### Exercise task
Quote word for word the stretch from the start of the records through the line that contains "y-axis-title: Ergodic Sum", including that line.

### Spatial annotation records
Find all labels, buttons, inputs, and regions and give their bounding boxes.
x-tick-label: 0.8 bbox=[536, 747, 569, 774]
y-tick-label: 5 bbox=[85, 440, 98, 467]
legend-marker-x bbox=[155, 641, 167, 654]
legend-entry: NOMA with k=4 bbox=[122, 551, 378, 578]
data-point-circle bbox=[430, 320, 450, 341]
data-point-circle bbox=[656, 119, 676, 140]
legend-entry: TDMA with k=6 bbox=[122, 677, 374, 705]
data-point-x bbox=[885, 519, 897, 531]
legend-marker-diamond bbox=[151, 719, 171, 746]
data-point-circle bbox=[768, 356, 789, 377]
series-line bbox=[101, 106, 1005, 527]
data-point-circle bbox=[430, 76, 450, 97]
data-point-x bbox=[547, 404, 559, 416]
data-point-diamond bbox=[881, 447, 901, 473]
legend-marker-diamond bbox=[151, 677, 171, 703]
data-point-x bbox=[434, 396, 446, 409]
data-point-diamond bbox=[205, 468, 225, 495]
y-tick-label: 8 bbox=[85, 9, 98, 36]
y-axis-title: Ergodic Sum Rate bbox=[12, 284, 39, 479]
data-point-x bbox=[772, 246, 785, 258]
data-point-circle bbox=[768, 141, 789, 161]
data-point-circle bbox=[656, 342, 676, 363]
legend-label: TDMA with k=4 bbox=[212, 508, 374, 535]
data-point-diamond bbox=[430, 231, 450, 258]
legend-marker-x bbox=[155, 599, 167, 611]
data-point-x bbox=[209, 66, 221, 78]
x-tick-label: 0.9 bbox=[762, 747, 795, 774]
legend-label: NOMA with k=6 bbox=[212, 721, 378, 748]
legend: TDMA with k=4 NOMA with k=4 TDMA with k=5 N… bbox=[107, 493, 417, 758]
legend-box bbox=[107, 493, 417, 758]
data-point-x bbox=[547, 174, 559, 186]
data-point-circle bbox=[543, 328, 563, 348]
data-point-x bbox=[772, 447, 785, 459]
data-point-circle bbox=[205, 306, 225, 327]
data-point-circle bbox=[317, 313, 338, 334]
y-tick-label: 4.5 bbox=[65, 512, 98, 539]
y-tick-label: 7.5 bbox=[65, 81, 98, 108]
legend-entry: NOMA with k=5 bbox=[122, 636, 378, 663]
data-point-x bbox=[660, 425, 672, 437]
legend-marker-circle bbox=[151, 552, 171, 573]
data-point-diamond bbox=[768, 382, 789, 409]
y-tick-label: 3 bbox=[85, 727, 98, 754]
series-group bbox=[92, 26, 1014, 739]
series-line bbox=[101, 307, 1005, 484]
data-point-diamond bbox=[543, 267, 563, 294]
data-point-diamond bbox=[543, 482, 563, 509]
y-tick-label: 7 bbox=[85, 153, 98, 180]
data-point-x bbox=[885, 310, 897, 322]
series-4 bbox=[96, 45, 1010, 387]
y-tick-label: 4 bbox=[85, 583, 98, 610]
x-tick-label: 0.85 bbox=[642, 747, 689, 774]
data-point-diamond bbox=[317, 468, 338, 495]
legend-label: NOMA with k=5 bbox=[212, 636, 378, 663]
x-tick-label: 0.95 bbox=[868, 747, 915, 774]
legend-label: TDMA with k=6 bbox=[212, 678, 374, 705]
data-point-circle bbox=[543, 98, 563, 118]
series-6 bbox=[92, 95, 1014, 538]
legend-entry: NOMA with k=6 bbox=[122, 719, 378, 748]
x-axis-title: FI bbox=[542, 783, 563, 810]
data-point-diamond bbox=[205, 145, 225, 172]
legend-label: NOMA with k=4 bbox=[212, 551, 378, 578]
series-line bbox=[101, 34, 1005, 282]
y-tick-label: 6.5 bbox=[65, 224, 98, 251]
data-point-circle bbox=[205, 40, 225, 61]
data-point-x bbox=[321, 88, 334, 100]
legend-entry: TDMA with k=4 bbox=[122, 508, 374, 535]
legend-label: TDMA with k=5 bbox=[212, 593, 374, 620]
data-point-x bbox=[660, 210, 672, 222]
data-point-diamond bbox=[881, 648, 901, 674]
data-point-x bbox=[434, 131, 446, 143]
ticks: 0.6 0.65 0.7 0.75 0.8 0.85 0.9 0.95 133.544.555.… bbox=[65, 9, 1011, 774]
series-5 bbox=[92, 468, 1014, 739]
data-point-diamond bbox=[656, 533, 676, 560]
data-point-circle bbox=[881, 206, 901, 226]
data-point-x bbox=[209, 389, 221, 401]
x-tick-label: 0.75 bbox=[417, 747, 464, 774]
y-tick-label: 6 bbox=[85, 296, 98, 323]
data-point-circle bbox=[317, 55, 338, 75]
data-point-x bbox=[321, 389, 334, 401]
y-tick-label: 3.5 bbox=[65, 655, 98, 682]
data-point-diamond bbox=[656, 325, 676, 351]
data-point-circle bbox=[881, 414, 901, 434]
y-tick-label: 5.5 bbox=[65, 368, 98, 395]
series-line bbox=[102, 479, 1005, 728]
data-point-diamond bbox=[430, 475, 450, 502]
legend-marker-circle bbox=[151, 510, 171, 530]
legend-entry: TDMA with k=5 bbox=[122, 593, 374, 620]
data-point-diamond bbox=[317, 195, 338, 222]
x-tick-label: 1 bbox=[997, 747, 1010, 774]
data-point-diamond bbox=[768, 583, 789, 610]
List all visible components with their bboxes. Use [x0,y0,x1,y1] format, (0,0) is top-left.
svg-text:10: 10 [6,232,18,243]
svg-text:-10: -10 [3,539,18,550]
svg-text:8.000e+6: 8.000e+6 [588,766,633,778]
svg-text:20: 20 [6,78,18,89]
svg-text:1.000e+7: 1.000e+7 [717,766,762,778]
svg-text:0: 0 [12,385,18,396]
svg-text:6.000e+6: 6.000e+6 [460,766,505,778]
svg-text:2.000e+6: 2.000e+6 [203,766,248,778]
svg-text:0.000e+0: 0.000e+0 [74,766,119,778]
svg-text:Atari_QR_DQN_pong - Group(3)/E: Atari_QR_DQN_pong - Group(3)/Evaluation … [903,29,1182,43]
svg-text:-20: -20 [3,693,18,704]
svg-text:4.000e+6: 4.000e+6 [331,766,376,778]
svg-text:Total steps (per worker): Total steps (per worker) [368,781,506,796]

### Completed task
Find all labels, buttons, inputs, and regions and give their bounding boxes.
x-tick-label: 0.8 bbox=[536, 747, 569, 774]
y-tick-label: 5 bbox=[85, 440, 98, 467]
legend-marker-x bbox=[155, 641, 167, 654]
legend-entry: NOMA with k=4 bbox=[122, 551, 378, 578]
data-point-circle bbox=[430, 320, 450, 341]
data-point-circle bbox=[656, 119, 676, 140]
legend-entry: TDMA with k=6 bbox=[122, 677, 374, 705]
data-point-x bbox=[885, 519, 897, 531]
legend-marker-diamond bbox=[151, 719, 171, 746]
data-point-circle bbox=[768, 356, 789, 377]
series-line bbox=[101, 106, 1005, 527]
data-point-circle bbox=[430, 76, 450, 97]
data-point-x bbox=[547, 404, 559, 416]
data-point-diamond bbox=[881, 447, 901, 473]
legend-marker-diamond bbox=[151, 677, 171, 703]
data-point-x bbox=[434, 396, 446, 409]
data-point-diamond bbox=[205, 468, 225, 495]
y-tick-label: 8 bbox=[85, 9, 98, 36]
y-axis-title: Ergodic Sum Rate bbox=[12, 284, 39, 479]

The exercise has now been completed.